» **Texte source**

....

- Frédéric Mitterrand en décembre 2011 à la Conférence organisée par la Coalition française pour la diversité culturelle, présidée par Pascal Rogard (notre compte rendu).
« La lutte contre ces sites de streaming relève de la responsabilité des ayants droit. Le Code de la propriété intellectuelle leur permet de demander au juge d’ordonner toute mesure propre à mettre fin aux violations des droits d’auteurs. C’est le sens de l’action engagée par les producteurs de cinéma » (Allostreaming).
« Sur le modèle de ce qui se fait aux États-Unis [la Hadopi] va parallèlement s’efforcer de responsabiliser les intermédiaires qui commercent avec ces sites. Les premiers résultats doivent être prêts d’ici février 2012. Il nous faut débattre en toute franchise de ces questions avec tous les intermédiaires concernés : je pense aux intermédiaires financiers, les sociétés de carte de paiement ou de micro paiement et aux réseaux publicitaires. La Hadopi m’a indiqué qu’elle organisait dans les prochaines semaines une table ronde réunissant ces acteurs. L’objectif est que chacun soit mis publiquement en face de ses responsabilités (…)Il reviendra également à mon sens aux moteurs de recherches, aux distributeurs de service, d’assumer leur part de responsabilité dans l’accès aux contenus. »
- Nicolas Sarkozy (interview au Point en mars 2012, notre actualité)
« Je veux aller encore plus loin en complétant la loi pour prévoir le cas des intermédiaires de paiement - Visa, Mastercard, PayPal - qui permettent à ces sites d'encaisser leurs recettes et celui des annonceurs publicitaires qui traitent avec des sites aussi manifestement délinquants que MegaUpload. » Le chef de l’État citait alors l’affaire Allostreaming.

....

» **Consigne**
Recopiez le passage du texte source commençant par « - Nicolas Sarkozy » et se terminant par « alors l’affaire Allostreaming. », en remplaçant « Mastercard » par « American Express ». La liste n'intervient en rien dans ce travail.

» **Données fournies**
....

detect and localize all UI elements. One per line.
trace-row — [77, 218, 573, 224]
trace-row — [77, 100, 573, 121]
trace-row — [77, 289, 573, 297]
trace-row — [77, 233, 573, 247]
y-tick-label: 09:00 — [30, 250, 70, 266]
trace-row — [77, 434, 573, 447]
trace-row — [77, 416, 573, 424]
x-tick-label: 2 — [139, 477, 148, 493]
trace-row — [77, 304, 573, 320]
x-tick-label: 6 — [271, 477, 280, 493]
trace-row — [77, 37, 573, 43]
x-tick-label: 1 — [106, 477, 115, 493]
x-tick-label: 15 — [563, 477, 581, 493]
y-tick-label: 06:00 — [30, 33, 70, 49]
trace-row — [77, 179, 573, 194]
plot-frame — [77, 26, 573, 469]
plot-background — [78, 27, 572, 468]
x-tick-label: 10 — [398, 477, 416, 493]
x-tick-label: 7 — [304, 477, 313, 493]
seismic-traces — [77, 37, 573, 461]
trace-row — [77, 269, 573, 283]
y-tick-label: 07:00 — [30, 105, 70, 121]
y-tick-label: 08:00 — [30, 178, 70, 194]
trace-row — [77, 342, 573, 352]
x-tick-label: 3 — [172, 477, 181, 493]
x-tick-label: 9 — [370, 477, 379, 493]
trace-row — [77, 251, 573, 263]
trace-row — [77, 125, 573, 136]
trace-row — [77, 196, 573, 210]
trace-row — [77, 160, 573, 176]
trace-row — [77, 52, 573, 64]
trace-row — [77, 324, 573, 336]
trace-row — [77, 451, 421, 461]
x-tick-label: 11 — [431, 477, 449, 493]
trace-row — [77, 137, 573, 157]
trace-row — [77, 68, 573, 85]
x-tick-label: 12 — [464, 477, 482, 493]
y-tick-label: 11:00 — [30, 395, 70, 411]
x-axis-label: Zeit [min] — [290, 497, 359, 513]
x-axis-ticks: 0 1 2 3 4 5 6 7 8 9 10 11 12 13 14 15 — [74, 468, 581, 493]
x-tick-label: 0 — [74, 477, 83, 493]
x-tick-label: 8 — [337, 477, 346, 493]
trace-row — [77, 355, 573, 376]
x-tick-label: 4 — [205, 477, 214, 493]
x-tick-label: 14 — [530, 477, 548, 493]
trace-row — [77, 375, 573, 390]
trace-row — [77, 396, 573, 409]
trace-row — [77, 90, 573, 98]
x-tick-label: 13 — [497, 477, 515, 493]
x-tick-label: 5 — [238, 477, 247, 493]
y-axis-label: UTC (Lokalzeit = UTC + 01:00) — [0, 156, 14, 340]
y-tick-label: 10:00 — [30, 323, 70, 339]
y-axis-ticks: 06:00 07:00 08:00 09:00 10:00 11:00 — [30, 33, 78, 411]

....

» **Corrigé**
- Nicolas Sarkozy (interview au Point en mars 2012, notre actualité)
« Je veux aller encore plus loin en complétant la loi pour prévoir le cas des intermédiaires de paiement - Visa, American Express, PayPal - qui permettent à ces sites d'encaisser leurs recettes et celui des annonceurs publicitaires qui traitent avec des sites aussi manifestement délinquants que MegaUpload. » Le chef de l’État citait alors l’affaire Allostreaming.